## Given text
On 27 July 2022 at 5:08 pm Jonny Good Guy said:
why does it take the silly FMA 6 months to complete a deadline so the deadline for March should be March
How long it takes crap government companies is not our problem it is theirs
We have to act in 48 hours of a complaint but the FMA can't do their job for 6 months !!!
They need to be as good as we are not worse
On 27 July 2022 at 5:21 pm JeffQV said:
Like Rupert I got my licence many moons ago and it's not a hard or difficult process. The main questions any Adviser must ask themselves is a) am I going to stay in the industry and b) if so, on what basis. These need answering and acting on soon, no excuses accepted by the FMA come the due date.
On 28 July 2022 at 8:32 am valkyrie6 said:
I think there are other factors at play here also and these steam from the commercial aspect of regulation and licensing.
There is a huge amount of scare mongering going on in the industry, some is coming from training providers (one in particular) that inundate advisers with so many “’ courses they must take “’(otherwise the FMA will shut them down scenario ) that the costs involved with these “courses “is putting adviser off having their own FAP.

Then there is the dealer group pressure (one group in particular) where its completely in the group’s financial interest for advisers to go under their FAP license, so they have complete control over no ceiling membership fees, commission splits, dealer override commissions, and self-generated insurance schemes like PI covers and group heath insurance and dealer group owned Kiwi saver schemes.

These dealer group models are solely based on making money for offshore owners and have no interest in adviser welfare.

Unfortunately, the banks enforce dealer group membership so it’s a monopoly for an aging model.
What would be fantastic for the industry would be to see banks and Insurers deal directly with FAP license holders as FAP is a FAP is a FAP.
On 29 July 2022 at 11:39 am Andy the adviser said:
No theories here - the exact reasons I know of (after speaking with many advisers) are:
* Over regulation of the Mortgage advice sector
*Legislation overload (CCCFA, FSLAA, AML, etc)
*Far too much repetition of information provided to banks (some banks require the same information re-written on 3-4 different forms, even AFTER that information was already provided in the first application submitted)
*Inconsistencies in bank requirements despite them all being under the same legislation.
*Double the work for no increase in payment
*Commission clawbacks of up to 27 months
*Large percentages of our incomes now have to go to dealer groups
*Dealer groups have unfair and unregulated power over advisers, degrading any trail commission
*Huge grey area over client ownership, responsibility and obligations
*PI insurance demands by banks and dealer groups.
*Longer than necessary loan assessment and approval times
*increased paperwork means less time to see and review clients.

I love helping people, but I also need to feed my family and pay the bills.

## Task goal
Extract everything in the adviser licensing comments from "On 27 July 2022 at 5:08" down to "the due date.". Rely only on the adviser licensing comments above.

## Data section
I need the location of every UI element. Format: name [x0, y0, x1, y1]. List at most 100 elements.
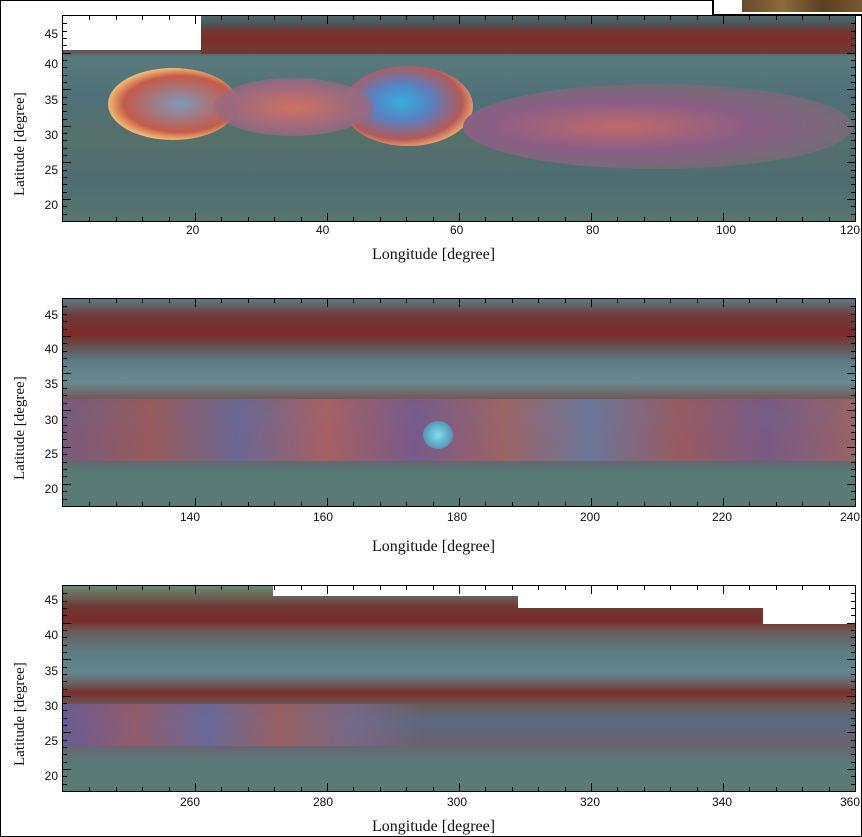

## Worked solution
On 27 July 2022 at 5:08 pm Jonny Good Guy said:
why does it take the silly FMA 6 months to complete a deadline so the deadline for March should be March
How long it takes crap government companies is not our problem it is theirs
We have to act in 48 hours of a complaint but the FMA can't do their job for 6 months !!!
They need to be as good as we are not worse
On 27 July 2022 at 5:21 pm JeffQV said:
Like Rupert I got my licence many moons ago and it's not a hard or difficult process. The main questions any Adviser must ask themselves is a) am I going to stay in the industry and b) if so, on what basis. These need answering and acting on soon, no excuses accepted by the FMA come the due date.